--- Start Provided records ---

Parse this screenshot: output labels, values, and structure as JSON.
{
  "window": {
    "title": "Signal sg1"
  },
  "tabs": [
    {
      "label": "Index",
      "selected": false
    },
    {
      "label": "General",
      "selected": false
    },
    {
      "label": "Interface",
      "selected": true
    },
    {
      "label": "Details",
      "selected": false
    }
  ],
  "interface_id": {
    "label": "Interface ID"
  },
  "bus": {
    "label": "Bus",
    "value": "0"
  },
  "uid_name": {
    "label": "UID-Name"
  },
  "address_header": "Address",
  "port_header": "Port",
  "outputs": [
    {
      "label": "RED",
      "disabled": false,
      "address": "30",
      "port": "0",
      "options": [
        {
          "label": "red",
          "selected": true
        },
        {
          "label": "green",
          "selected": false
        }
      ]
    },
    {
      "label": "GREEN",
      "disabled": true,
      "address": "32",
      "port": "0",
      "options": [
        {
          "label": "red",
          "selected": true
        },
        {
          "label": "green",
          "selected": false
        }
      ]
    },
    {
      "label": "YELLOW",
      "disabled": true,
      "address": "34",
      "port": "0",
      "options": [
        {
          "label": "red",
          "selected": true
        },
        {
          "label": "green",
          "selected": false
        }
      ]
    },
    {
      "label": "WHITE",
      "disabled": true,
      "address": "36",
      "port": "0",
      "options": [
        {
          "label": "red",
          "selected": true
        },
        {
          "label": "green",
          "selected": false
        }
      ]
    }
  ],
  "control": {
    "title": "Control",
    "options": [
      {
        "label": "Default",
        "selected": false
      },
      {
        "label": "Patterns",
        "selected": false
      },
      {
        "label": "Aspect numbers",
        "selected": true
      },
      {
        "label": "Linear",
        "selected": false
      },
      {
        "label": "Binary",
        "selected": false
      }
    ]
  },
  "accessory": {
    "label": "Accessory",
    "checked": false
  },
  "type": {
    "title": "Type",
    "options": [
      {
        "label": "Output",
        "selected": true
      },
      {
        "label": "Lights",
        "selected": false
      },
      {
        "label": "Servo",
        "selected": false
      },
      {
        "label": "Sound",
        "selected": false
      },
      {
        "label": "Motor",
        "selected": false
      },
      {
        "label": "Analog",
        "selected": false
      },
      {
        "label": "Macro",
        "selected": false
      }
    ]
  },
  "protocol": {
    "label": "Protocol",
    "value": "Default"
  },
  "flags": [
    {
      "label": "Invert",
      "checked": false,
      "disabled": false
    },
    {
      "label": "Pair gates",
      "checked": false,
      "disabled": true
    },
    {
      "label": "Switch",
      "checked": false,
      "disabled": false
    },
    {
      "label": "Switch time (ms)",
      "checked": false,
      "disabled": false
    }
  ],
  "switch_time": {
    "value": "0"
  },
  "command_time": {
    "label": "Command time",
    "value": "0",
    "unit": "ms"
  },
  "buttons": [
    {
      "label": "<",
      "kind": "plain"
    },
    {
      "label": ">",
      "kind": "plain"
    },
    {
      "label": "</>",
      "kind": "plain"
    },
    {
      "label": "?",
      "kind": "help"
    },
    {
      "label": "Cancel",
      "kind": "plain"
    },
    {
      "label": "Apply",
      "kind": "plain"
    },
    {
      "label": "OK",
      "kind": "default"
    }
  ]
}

--- End Provided records ---

- **Problem description**:
Write the whole listing out again. Keep every line exactly as it is.

- **Response below**:
Parse this screenshot: output labels, values, and structure as JSON.
{
  "window": {
    "title": "Signal sg1"
  },
  "tabs": [
    {
      "label": "Index",
      "selected": false
    },
    {
      "label": "General",
      "selected": false
    },
    {
      "label": "Interface",
      "selected": true
    },
    {
      "label": "Details",
      "selected": false
    }
  ],
  "interface_id": {
    "label": "Interface ID"
  },
  "bus": {
    "label": "Bus",
    "value": "0"
  },
  "uid_name": {
    "label": "UID-Name"
  },
  "address_header": "Address",
  "port_header": "Port",
  "outputs": [
    {
      "label": "RED",
      "disabled": false,
      "address": "30",
      "port": "0",
      "options": [
        {
          "label": "red",
          "selected": true
        },
        {
          "label": "green",
          "selected": false
        }
      ]
    },
    {
      "label": "GREEN",
      "disabled": true,
      "address": "32",
      "port": "0",
      "options": [
        {
          "label": "red",
          "selected": true
        },
        {
          "label": "green",
          "selected": false
        }
      ]
    },
    {
      "label": "YELLOW",
      "disabled": true,
      "address": "34",
      "port": "0",
      "options": [
        {
          "label": "red",
          "selected": true
        },
        {
          "label": "green",
          "selected": false
        }
      ]
    },
    {
      "label": "WHITE",
      "disabled": true,
      "address": "36",
      "port": "0",
      "options": [
        {
          "label": "red",
          "selected": true
        },
        {
          "label": "green",
          "selected": false
        }
      ]
    }
  ],
  "control": {
    "title": "Control",
    "options": [
      {
        "label": "Default",
        "selected": false
      },
      {
        "label": "Patterns",
        "selected": false
      },
      {
        "label": "Aspect numbers",
        "selected": true
      },
      {
        "label": "Linear",
        "selected": false
      },
      {
        "label": "Binary",
        "selected": false
      }
    ]
  },
  "accessory": {
    "label": "Accessory",
    "checked": false
  },
  "type": {
    "title": "Type",
    "options": [
      {
        "label": "Output",
        "selected": true
      },
      {
        "label": "Lights",
        "selected": false
      },
      {
        "label": "Servo",
        "selected": false
      },
      {
        "label": "Sound",
        "selected": false
      },
      {
        "label": "Motor",
        "selected": false
      },
      {
        "label": "Analog",
        "selected": false
      },
      {
        "label": "Macro",
        "selected": false
      }
    ]
  },
  "protocol": {
    "label": "Protocol",
    "value": "Default"
  },
  "flags": [
    {
      "label": "Invert",
      "checked": false,
      "disabled": false
    },
    {
      "label": "Pair gates",
      "checked": false,
      "disabled": true
    },
    {
      "label": "Switch",
      "checked": false,
      "disabled": false
    },
    {
      "label": "Switch time (ms)",
      "checked": false,
      "disabled": false
    }
  ],
  "switch_time": {
    "value": "0"
  },
  "command_time": {
    "label": "Command time",
    "value": "0",
    "unit": "ms"
  },
  "buttons": [
    {
      "label": "<",
      "kind": "plain"
    },
    {
      "label": ">",
      "kind": "plain"
    },
    {
      "label": "</>",
      "kind": "plain"
    },
    {
      "label": "?",
      "kind": "help"
    },
    {
      "label": "Cancel",
      "kind": "plain"
    },
    {
      "label": "Apply",
      "kind": "plain"
    },
    {
      "label": "OK",
      "kind": "default"
    }
  ]
}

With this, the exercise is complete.